Task description:
Lines that hold the word "参考解析" should be located and copied.

──────── Supplied records ────────

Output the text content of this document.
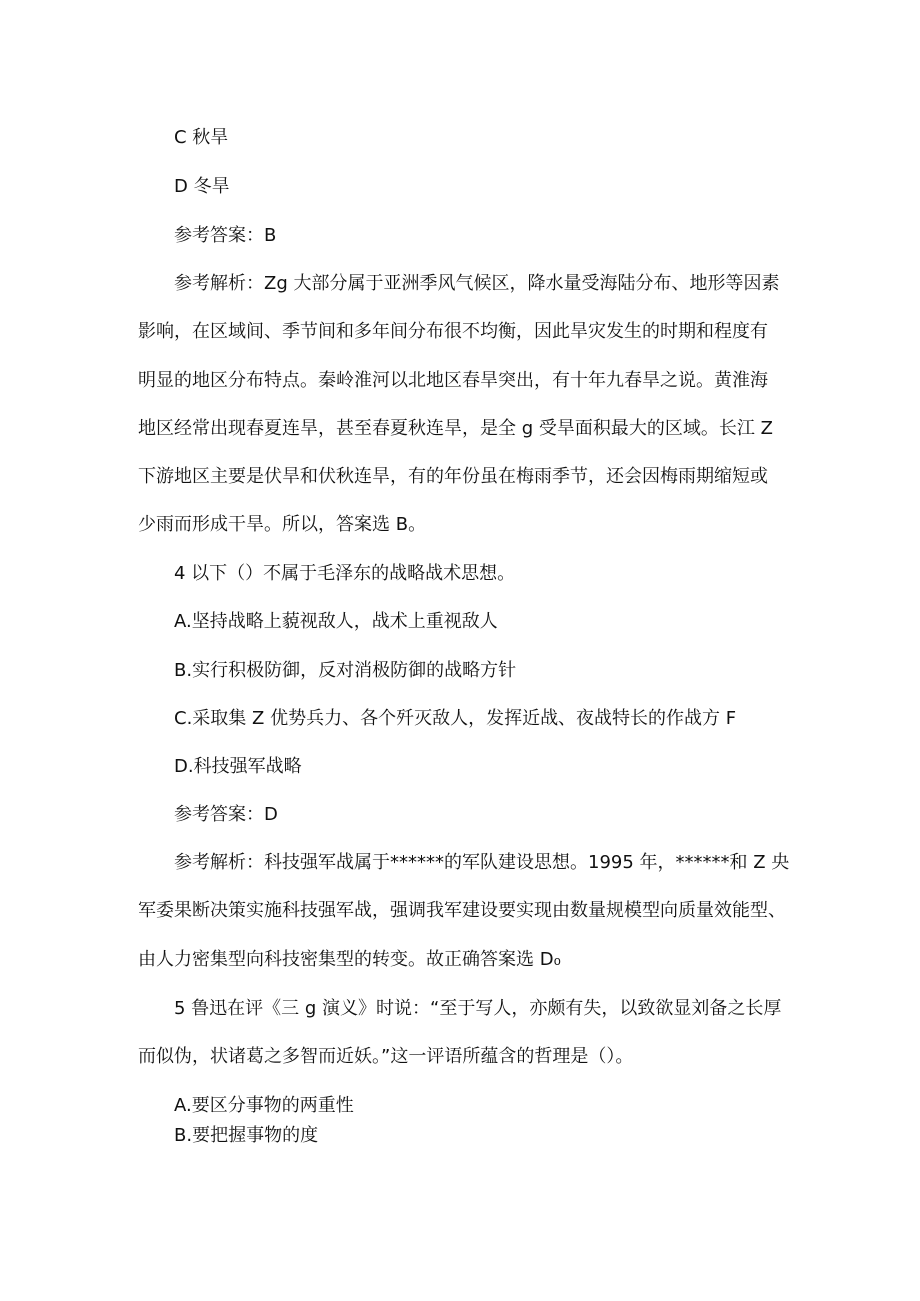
C 秋旱
D 冬旱
参考答案：B
参考解析：Zg 大部分属于亚洲季风气候区，降水量受海陆分布、地形等因素
影响，在区域间、季节间和多年间分布很不均衡，因此旱灾发生的时期和程度有
明显的地区分布特点。秦岭淮河以北地区春旱突出，有十年九春旱之说。黄淮海
地区经常出现春夏连旱，甚至春夏秋连旱，是全 g 受旱面积最大的区域。长江 Z
下游地区主要是伏旱和伏秋连旱，有的年份虽在梅雨季节，还会因梅雨期缩短或
少雨而形成干旱。所以，答案选 B。
4 以下（）不属于毛泽东的战略战术思想。
A.坚持战略上藐视敌人，战术上重视敌人
B.实行积极防御，反对消极防御的战略方针
C.采取集 Z 优势兵力、各个歼灭敌人，发挥近战、夜战特长的作战方 F
D.科技强军战略
参考答案：D
参考解析：科技强军战属于******的军队建设思想。1995 年，******和 Z 央
军委果断决策实施科技强军战，强调我军建设要实现由数量规模型向质量效能型、
由人力密集型向科技密集型的转变。故正确答案选 D₀
5 鲁迅在评《三 g 演义》时说：“至于写人，亦颇有失，以致欲显刘备之长厚
而似伪，状诸葛之多智而近妖。”这一评语所蕴含的哲理是（）。
A.要区分事物的两重性
B.要把握事物的度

────────

Exercise response:
参考解析：Zg 大部分属于亚洲季风气候区，降水量受海陆分布、地形等因素
参考解析：科技强军战属于******的军队建设思想。1995 年，******和 Z 央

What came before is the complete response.